### Task:
Pull out the lines from the one containing "Give me the" through the final line of the listing below and repeat them exactly. Leave the pictures behind.
==== Material ====
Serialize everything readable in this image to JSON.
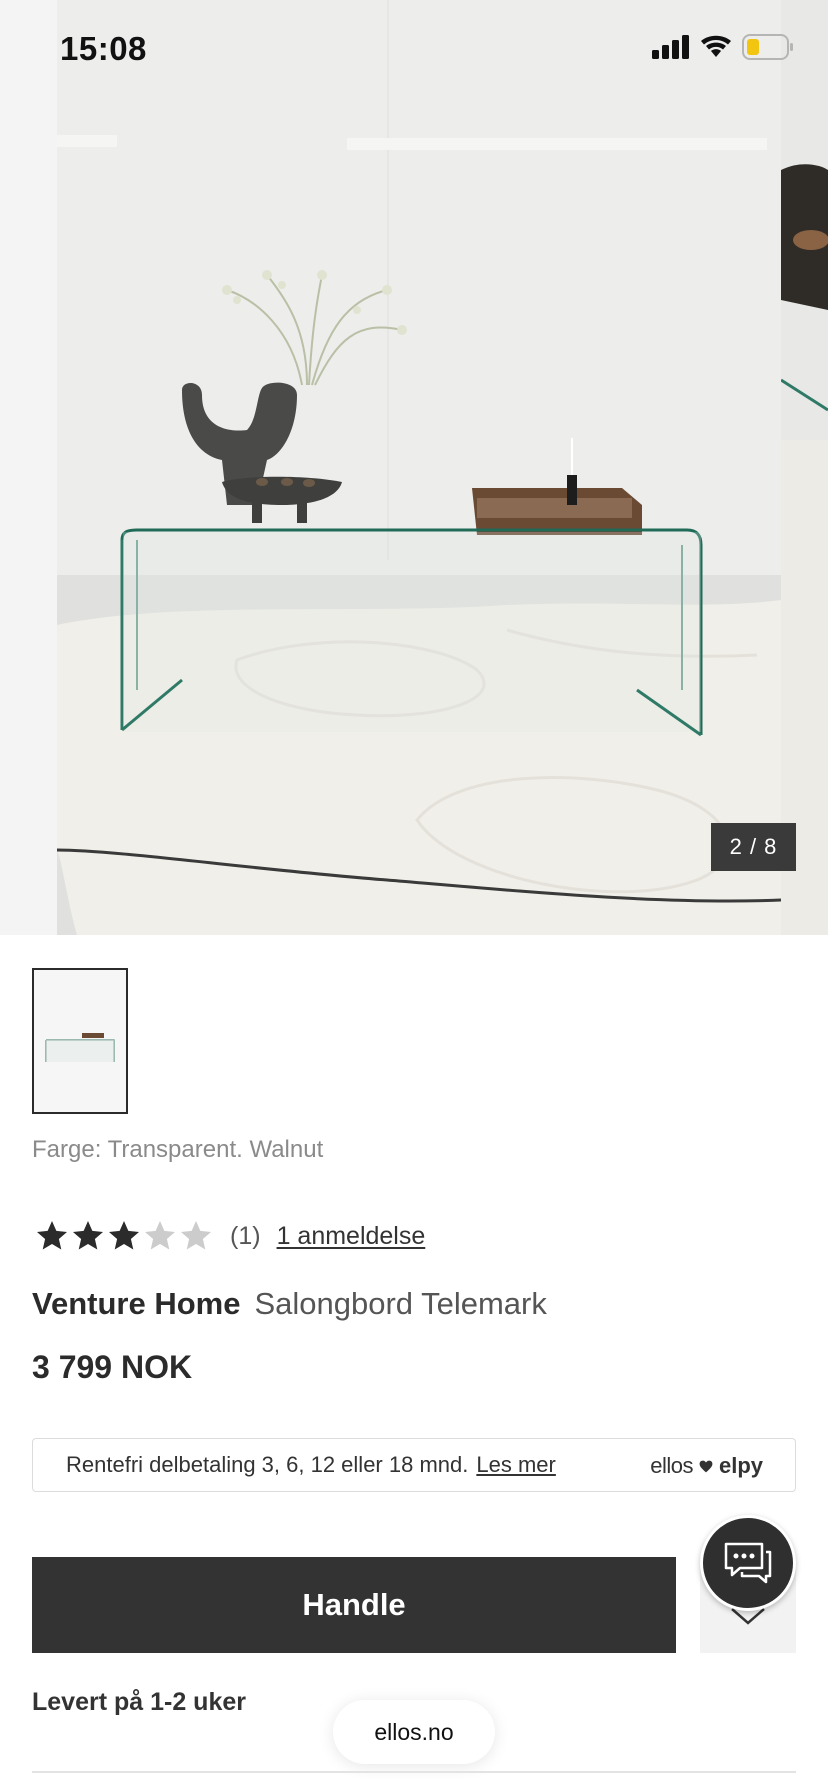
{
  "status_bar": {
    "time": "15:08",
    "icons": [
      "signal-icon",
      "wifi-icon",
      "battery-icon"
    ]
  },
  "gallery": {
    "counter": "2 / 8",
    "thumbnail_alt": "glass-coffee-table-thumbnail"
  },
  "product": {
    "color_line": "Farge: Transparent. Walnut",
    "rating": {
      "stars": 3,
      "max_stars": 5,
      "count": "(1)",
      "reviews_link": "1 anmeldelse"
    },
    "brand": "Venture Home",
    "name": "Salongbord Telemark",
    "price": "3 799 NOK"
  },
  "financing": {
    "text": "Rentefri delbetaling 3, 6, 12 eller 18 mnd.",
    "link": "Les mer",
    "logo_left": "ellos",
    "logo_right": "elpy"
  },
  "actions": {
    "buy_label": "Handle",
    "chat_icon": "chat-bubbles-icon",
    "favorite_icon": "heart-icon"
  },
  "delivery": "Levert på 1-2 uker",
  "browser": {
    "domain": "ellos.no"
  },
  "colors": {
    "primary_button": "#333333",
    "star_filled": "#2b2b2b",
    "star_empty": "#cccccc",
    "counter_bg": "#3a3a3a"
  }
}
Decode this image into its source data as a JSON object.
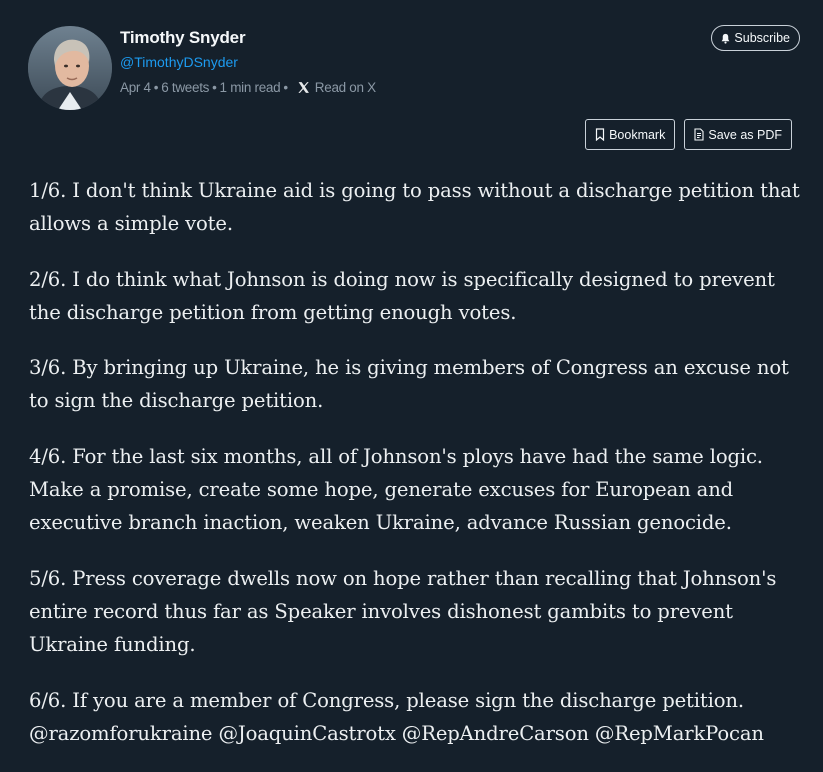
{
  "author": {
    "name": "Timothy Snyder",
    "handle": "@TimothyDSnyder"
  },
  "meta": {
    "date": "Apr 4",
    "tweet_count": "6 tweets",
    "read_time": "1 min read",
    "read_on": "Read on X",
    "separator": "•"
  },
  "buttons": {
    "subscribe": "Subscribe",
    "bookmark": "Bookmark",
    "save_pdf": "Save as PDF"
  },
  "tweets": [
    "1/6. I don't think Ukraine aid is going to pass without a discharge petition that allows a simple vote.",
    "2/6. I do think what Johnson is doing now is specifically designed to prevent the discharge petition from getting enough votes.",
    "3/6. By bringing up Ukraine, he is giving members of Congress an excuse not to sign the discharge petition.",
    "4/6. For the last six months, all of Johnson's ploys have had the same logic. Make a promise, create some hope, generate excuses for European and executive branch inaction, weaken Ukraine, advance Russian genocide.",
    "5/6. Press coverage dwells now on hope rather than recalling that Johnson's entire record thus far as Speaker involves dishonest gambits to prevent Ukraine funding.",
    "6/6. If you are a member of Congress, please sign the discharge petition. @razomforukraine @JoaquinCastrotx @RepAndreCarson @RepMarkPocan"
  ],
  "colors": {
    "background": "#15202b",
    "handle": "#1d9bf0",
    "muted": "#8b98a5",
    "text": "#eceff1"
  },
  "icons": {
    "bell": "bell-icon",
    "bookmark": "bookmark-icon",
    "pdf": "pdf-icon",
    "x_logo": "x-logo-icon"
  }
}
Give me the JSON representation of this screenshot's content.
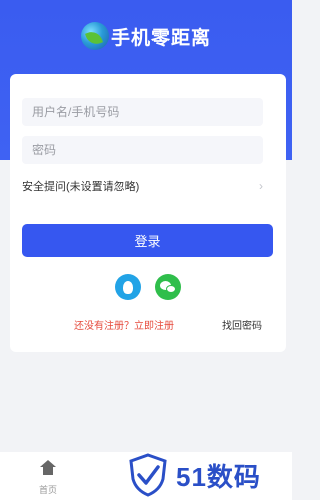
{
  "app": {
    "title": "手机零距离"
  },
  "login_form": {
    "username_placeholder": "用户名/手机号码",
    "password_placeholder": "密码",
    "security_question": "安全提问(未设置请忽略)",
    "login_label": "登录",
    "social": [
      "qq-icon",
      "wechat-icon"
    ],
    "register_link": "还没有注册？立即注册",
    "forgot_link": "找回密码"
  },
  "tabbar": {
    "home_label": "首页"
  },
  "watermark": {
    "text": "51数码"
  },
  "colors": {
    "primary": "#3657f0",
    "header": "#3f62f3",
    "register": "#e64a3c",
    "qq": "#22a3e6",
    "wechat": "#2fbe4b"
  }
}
====
### Exercise result:
Give me the JSON representation of this screenshot's content.
{
  "app": {
    "title": "手机零距离"
  },
  "login_form": {
    "username_placeholder": "用户名/手机号码",
    "password_placeholder": "密码",
    "security_question": "安全提问(未设置请忽略)",
    "login_label": "登录",
    "social": [
      "qq-icon",
      "wechat-icon"
    ],
    "register_link": "还没有注册？立即注册",
    "forgot_link": "找回密码"
  },
  "tabbar": {
    "home_label": "首页"
  },
  "watermark": {
    "text": "51数码"
  },
  "colors": {
    "primary": "#3657f0",
    "header": "#3f62f3",
    "register": "#e64a3c",
    "qq": "#22a3e6",
    "wechat": "#2fbe4b"
  }
}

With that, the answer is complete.